◆ **Dataset excerpt**:
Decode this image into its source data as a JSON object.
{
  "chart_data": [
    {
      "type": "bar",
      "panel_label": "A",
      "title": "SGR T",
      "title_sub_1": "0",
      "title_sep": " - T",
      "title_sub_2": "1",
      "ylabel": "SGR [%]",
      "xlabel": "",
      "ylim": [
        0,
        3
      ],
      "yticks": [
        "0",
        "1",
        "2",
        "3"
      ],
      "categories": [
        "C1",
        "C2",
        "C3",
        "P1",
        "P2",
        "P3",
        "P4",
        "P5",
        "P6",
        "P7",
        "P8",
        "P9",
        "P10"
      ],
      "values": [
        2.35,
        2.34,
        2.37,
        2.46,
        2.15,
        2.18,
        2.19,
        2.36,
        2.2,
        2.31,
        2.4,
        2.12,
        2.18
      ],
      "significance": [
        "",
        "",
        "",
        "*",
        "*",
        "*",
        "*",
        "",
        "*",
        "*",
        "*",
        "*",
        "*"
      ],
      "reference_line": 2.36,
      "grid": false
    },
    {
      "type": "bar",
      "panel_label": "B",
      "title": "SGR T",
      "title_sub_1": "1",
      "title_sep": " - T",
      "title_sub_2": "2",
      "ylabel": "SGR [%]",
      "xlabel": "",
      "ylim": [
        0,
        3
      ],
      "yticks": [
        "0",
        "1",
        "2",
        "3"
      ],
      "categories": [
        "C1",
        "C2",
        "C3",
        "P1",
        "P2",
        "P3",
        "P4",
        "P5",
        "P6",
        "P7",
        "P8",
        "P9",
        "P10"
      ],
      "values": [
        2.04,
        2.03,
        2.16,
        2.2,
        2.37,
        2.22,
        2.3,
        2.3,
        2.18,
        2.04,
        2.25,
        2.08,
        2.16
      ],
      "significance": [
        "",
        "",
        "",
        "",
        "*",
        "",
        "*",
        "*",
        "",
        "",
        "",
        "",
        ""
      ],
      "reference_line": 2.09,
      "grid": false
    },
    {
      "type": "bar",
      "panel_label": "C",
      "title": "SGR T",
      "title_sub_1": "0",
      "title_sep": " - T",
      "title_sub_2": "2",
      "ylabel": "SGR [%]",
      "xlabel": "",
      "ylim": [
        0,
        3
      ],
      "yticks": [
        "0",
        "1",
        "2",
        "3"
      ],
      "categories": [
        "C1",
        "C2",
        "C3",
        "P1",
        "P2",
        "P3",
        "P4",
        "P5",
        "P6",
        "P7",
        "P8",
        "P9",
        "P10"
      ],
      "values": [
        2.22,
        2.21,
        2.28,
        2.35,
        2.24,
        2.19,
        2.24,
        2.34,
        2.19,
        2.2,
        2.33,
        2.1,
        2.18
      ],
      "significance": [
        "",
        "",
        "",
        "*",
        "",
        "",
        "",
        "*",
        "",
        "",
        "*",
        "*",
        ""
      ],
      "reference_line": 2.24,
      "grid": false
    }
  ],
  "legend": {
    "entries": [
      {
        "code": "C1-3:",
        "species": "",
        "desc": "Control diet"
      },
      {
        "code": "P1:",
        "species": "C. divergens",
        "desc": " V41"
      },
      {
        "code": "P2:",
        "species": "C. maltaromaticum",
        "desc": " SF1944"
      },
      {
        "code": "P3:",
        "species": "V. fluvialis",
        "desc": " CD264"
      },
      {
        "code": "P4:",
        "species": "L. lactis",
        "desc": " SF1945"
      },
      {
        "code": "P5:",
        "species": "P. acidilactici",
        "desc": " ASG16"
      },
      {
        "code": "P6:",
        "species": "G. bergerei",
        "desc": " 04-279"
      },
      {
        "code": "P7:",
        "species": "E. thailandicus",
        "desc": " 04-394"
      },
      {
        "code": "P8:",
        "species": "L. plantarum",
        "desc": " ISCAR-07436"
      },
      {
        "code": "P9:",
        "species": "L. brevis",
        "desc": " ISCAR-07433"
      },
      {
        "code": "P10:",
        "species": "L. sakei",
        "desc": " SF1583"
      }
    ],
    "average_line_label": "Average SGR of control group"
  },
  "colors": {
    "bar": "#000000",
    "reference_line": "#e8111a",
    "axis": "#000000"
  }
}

◆ **Goal**: Show the lines of the records that include the string "species".

◆ **Completed exercise**:
        "species": "",
        "species": "C. divergens",
        "species": "C. maltaromaticum",
        "species": "V. fluvialis",
        "species": "L. lactis",
        "species": "P. acidilactici",
        "species": "G. bergerei",
        "species": "E. thailandicus",
        "species": "L. plantarum",
        "species": "L. brevis",
        "species": "L. sakei",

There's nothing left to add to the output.